• [PROBLEM STATEMENT] Within the records below, find each line that holds the string "here", then copy it.

•••••

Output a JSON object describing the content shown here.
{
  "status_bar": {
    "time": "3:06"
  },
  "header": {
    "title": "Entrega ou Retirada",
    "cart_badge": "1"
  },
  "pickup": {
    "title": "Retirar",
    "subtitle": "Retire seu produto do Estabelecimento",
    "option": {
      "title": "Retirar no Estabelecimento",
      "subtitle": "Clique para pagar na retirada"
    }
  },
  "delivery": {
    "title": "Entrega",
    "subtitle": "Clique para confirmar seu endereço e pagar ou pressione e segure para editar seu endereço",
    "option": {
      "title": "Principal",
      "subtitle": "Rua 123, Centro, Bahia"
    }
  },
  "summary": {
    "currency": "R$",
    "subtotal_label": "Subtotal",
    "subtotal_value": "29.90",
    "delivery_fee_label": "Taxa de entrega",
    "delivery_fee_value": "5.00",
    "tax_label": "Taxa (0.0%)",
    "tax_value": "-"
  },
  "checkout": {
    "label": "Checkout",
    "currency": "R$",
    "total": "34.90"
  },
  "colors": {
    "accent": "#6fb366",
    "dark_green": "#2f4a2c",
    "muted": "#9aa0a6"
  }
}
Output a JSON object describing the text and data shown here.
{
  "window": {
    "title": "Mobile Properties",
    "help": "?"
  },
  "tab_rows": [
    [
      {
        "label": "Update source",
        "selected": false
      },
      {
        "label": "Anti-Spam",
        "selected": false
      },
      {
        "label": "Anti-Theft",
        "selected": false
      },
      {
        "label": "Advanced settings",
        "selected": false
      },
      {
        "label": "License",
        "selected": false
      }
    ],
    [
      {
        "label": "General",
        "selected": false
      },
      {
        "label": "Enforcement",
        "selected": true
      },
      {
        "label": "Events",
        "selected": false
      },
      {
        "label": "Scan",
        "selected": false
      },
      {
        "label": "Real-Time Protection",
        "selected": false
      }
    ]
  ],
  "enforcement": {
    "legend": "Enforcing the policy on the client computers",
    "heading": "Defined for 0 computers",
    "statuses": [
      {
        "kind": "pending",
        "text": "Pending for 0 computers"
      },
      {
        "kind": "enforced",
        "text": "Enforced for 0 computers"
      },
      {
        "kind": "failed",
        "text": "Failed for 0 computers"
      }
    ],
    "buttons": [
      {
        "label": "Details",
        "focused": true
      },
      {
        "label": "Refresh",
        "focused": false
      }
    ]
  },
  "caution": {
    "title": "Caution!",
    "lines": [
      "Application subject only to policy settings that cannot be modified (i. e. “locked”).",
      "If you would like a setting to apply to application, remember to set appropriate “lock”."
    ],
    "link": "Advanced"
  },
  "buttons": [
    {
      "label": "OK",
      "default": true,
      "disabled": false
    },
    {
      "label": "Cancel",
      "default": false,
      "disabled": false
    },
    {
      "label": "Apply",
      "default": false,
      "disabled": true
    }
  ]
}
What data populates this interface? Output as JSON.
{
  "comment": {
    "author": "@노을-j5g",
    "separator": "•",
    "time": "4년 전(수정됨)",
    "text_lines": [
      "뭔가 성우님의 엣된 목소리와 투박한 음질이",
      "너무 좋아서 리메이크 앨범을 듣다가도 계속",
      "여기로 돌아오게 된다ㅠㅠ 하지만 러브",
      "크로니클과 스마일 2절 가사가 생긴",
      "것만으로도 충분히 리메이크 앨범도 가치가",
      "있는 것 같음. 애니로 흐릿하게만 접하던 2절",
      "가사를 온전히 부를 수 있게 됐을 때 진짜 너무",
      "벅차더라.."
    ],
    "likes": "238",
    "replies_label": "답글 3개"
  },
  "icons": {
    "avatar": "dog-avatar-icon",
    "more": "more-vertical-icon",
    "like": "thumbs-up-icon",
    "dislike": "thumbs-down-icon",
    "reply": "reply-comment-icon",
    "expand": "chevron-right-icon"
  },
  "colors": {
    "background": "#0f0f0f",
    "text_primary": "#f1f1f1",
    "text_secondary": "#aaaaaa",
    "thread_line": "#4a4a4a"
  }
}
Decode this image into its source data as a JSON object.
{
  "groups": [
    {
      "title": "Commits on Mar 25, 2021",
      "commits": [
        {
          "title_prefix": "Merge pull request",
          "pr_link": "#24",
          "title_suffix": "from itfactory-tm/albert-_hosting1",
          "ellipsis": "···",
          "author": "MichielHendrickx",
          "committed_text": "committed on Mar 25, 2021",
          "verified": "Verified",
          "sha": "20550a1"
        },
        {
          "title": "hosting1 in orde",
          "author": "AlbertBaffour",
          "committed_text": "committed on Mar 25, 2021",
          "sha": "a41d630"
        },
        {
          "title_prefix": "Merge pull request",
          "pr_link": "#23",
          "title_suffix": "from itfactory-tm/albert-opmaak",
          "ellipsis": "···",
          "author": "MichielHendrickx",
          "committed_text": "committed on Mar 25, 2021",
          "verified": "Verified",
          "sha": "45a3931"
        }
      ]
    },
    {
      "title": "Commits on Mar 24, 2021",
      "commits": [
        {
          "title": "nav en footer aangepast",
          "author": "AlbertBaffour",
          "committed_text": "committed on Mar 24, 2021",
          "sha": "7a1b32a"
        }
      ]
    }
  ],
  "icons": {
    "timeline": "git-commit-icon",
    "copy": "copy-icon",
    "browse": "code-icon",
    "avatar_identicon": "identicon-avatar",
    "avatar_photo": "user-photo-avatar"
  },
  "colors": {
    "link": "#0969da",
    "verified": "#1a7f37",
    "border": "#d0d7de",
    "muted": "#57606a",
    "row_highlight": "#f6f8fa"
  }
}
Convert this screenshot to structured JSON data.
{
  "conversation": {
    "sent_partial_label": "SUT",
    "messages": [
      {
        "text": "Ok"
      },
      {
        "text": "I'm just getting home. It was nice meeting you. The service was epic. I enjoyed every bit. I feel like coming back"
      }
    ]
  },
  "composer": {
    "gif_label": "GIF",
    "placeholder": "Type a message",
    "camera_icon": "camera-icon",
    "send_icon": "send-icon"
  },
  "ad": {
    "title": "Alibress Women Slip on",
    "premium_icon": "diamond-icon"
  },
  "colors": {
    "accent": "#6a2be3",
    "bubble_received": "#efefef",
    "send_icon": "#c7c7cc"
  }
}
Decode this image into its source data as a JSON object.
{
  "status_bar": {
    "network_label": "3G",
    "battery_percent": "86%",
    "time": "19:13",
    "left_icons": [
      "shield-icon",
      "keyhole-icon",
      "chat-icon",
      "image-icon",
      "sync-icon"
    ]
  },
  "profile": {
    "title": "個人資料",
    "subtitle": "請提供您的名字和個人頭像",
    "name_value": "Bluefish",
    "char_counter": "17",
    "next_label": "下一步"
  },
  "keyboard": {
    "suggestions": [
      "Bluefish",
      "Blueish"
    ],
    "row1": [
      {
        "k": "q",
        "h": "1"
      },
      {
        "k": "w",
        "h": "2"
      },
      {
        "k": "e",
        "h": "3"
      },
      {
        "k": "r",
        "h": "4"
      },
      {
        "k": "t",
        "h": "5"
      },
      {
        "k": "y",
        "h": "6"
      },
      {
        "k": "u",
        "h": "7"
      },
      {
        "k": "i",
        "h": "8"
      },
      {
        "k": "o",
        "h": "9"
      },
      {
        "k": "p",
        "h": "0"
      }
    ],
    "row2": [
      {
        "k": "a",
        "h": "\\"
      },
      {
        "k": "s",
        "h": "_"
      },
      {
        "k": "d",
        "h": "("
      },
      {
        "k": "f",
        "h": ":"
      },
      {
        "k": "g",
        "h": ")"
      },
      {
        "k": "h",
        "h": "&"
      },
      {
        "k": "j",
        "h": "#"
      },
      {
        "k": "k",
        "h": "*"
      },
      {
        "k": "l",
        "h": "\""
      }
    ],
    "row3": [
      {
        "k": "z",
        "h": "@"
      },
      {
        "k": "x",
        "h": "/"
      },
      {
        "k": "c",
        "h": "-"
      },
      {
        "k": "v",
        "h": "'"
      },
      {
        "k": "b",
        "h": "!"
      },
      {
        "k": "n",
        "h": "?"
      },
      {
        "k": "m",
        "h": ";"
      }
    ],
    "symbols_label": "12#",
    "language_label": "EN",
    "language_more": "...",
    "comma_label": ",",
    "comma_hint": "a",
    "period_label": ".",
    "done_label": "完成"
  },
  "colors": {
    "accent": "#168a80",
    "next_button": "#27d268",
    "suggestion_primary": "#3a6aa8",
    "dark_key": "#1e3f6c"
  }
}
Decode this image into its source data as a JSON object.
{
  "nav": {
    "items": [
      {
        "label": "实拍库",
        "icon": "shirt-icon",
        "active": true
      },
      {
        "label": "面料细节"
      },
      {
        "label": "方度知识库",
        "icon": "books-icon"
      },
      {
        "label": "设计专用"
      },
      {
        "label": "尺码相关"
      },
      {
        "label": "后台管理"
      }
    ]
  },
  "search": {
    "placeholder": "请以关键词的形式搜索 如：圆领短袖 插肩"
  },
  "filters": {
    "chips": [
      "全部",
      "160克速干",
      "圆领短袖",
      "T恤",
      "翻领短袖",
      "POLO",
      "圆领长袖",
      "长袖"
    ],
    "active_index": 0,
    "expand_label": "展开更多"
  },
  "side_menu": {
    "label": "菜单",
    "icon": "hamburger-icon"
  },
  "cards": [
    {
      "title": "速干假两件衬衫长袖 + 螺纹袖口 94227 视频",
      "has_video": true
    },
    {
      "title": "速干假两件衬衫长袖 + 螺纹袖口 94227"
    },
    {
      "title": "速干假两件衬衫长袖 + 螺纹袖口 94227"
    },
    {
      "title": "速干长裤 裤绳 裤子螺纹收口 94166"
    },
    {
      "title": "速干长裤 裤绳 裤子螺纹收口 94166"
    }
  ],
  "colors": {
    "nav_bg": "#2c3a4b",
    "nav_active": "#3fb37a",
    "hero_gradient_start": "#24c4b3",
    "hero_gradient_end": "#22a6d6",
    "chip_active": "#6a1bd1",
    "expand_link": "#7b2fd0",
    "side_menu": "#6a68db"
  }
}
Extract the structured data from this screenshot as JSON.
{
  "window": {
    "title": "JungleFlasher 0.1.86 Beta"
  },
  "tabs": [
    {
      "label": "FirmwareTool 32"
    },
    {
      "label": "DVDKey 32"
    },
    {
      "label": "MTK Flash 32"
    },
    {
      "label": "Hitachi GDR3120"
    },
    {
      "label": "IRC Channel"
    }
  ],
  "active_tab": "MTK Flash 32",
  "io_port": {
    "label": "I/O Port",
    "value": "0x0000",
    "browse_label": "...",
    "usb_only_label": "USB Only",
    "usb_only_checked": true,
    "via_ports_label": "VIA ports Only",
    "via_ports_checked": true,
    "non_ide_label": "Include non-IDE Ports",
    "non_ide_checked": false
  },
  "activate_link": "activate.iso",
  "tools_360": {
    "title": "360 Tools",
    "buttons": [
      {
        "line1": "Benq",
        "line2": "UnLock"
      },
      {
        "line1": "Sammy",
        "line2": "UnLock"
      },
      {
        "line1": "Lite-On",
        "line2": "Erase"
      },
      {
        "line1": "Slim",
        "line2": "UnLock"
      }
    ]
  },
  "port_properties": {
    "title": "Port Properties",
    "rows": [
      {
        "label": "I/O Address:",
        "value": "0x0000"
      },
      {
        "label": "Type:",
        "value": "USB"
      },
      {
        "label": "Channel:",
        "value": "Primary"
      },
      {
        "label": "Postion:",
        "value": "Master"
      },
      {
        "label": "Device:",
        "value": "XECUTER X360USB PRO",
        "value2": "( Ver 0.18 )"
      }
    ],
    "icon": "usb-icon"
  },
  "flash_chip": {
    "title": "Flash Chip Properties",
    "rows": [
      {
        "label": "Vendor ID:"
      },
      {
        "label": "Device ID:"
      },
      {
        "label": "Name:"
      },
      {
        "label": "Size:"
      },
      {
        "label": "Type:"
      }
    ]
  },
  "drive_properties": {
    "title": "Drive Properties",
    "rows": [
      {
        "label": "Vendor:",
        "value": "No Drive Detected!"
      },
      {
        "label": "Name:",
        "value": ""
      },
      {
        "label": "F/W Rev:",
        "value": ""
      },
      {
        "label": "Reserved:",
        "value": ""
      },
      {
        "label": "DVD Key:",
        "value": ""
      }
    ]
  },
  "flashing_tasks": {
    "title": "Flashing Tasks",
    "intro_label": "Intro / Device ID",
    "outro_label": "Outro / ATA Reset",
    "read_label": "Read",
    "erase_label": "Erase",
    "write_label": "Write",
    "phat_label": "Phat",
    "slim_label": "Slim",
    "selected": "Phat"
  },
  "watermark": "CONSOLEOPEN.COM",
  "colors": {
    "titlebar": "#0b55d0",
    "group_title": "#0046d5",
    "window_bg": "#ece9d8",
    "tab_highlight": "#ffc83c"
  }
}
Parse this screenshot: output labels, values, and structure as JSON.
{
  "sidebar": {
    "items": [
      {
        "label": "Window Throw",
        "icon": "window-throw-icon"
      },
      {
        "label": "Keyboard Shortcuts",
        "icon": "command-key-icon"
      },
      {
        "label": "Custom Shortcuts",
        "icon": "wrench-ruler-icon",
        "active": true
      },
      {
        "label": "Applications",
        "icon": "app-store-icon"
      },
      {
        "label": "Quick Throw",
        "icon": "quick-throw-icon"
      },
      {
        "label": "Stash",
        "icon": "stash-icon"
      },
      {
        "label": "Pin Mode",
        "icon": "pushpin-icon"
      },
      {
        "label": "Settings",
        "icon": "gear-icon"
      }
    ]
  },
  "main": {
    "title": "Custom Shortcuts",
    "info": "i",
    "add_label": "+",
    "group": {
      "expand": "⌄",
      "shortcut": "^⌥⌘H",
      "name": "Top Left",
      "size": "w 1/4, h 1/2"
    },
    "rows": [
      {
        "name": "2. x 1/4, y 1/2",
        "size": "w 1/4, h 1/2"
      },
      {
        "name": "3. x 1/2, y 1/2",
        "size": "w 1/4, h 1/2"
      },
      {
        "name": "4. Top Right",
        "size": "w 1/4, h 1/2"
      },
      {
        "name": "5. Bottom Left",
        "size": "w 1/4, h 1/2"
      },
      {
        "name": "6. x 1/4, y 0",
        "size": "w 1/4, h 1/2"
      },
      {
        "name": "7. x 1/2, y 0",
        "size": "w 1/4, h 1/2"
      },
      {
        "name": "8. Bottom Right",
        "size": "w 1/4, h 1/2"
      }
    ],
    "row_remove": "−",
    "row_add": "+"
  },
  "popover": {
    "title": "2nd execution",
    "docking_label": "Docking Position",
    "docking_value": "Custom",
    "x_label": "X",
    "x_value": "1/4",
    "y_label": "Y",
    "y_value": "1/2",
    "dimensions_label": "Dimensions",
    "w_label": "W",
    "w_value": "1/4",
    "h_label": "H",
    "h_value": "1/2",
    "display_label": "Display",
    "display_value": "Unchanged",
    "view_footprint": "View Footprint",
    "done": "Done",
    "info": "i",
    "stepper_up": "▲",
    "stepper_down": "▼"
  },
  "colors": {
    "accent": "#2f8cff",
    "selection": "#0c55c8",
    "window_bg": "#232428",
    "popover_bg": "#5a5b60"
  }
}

•••••

• [TASK RESULT]
Output a JSON object describing the content shown here.
Output a JSON object describing the text and data shown here.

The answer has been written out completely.